SET TASK:
Copy out each line exactly; pictures stay out of the copy.

[Stored dataset items]

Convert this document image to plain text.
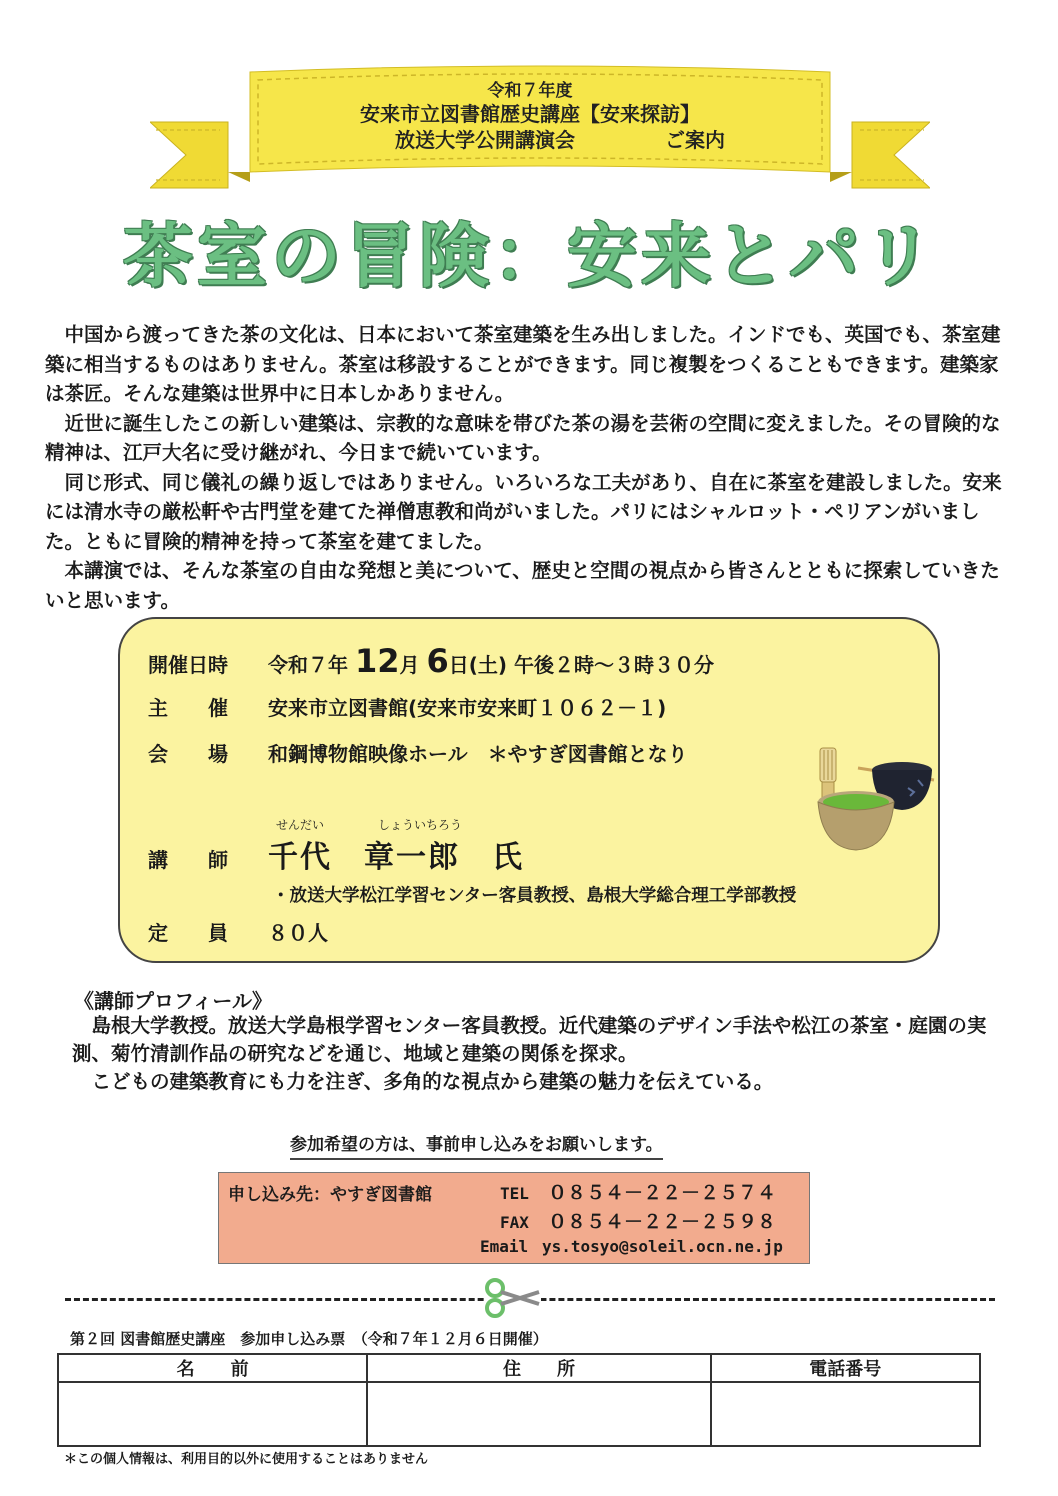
令和７年度
安来市立図書館歴史講座【安来探訪】
放送大学公開講演会	ご案内
茶室の冒険：安来とパリ

中国から渡ってきた茶の文化は、日本において茶室建築を生み出しました。インドでも、英国でも、茶室建築に相当するものはありません。茶室は移設することができます。同じ複製をつくることもできます。建築家は茶匠。そんな建築は世界中に日本しかありません。

近世に誕生したこの新しい建築は、宗教的な意味を帯びた茶の湯を芸術の空間に変えました。その冒険的な精神は、江戸大名に受け継がれ、今日まで続いています。

同じ形式、同じ儀礼の繰り返しではありません。いろいろな工夫があり、自在に茶室を建設しました。安来には清水寺の厳松軒や古門堂を建てた禅僧恵教和尚がいました。パリにはシャルロット・ペリアンがいました。ともに冒険的精神を持って茶室を建てました。

本講演では、そんな茶室の自由な発想と美について、歴史と空間の視点から皆さんとともに探索していきたいと思います。

開催日時 令和７年 12月 6日(土) 午後２時～３時３０分
主　　催 安来市立図書館(安来市安来町１０６２－１)
会　　場 和鋼博物館映像ホール　＊やすぎ図書館となり
せんだい	しょういちろう
講　　師 千代　章一郎　氏
・放送大学松江学習センター客員教授、島根大学総合理工学部教授
定　　員 ８０人
《講師プロフィール》

島根大学教授。放送大学島根学習センター客員教授。近代建築のデザイン手法や松江の茶室・庭園の実測、菊竹清訓作品の研究などを通じ、地域と建築の関係を探求。

こどもの建築教育にも力を注ぎ、多角的な視点から建築の魅力を伝えている。

参加希望の方は、事前申し込みをお願いします。
申し込み先：やすぎ図書館	TEL ０８５４－２２－２５７４
FAX ０８５４－２２－２５９８
Email ys.tosyo@soleil.ocn.ne.jp
第２回 図書館歴史講座　参加申し込み票　（令和７年１２月６日開催）
名　　前	住　　所	電話番号

＊この個人情報は、利用目的以外に使用することはありません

SOLUTION FOR THIS PROBLEM:
Convert this document image to plain text.
令和７年度
安来市立図書館歴史講座【安来探訪】
放送大学公開講演会	ご案内
茶室の冒険：安来とパリ

中国から渡ってきた茶の文化は、日本において茶室建築を生み出しました。インドでも、英国でも、茶室建築に相当するものはありません。茶室は移設することができます。同じ複製をつくることもできます。建築家は茶匠。そんな建築は世界中に日本しかありません。

近世に誕生したこの新しい建築は、宗教的な意味を帯びた茶の湯を芸術の空間に変えました。その冒険的な精神は、江戸大名に受け継がれ、今日まで続いています。

同じ形式、同じ儀礼の繰り返しではありません。いろいろな工夫があり、自在に茶室を建設しました。安来には清水寺の厳松軒や古門堂を建てた禅僧恵教和尚がいました。パリにはシャルロット・ペリアンがいました。ともに冒険的精神を持って茶室を建てました。

本講演では、そんな茶室の自由な発想と美について、歴史と空間の視点から皆さんとともに探索していきたいと思います。

開催日時 令和７年 12月 6日(土) 午後２時～３時３０分
主　　催 安来市立図書館(安来市安来町１０６２－１)
会　　場 和鋼博物館映像ホール　＊やすぎ図書館となり
せんだい	しょういちろう
講　　師 千代　章一郎　氏
・放送大学松江学習センター客員教授、島根大学総合理工学部教授
定　　員 ８０人
《講師プロフィール》

島根大学教授。放送大学島根学習センター客員教授。近代建築のデザイン手法や松江の茶室・庭園の実測、菊竹清訓作品の研究などを通じ、地域と建築の関係を探求。

こどもの建築教育にも力を注ぎ、多角的な視点から建築の魅力を伝えている。

参加希望の方は、事前申し込みをお願いします。
申し込み先：やすぎ図書館	TEL ０８５４－２２－２５７４
FAX ０８５４－２２－２５９８
Email ys.tosyo@soleil.ocn.ne.jp
第２回 図書館歴史講座　参加申し込み票　（令和７年１２月６日開催）
名　　前	住　　所	電話番号

＊この個人情報は、利用目的以外に使用することはありません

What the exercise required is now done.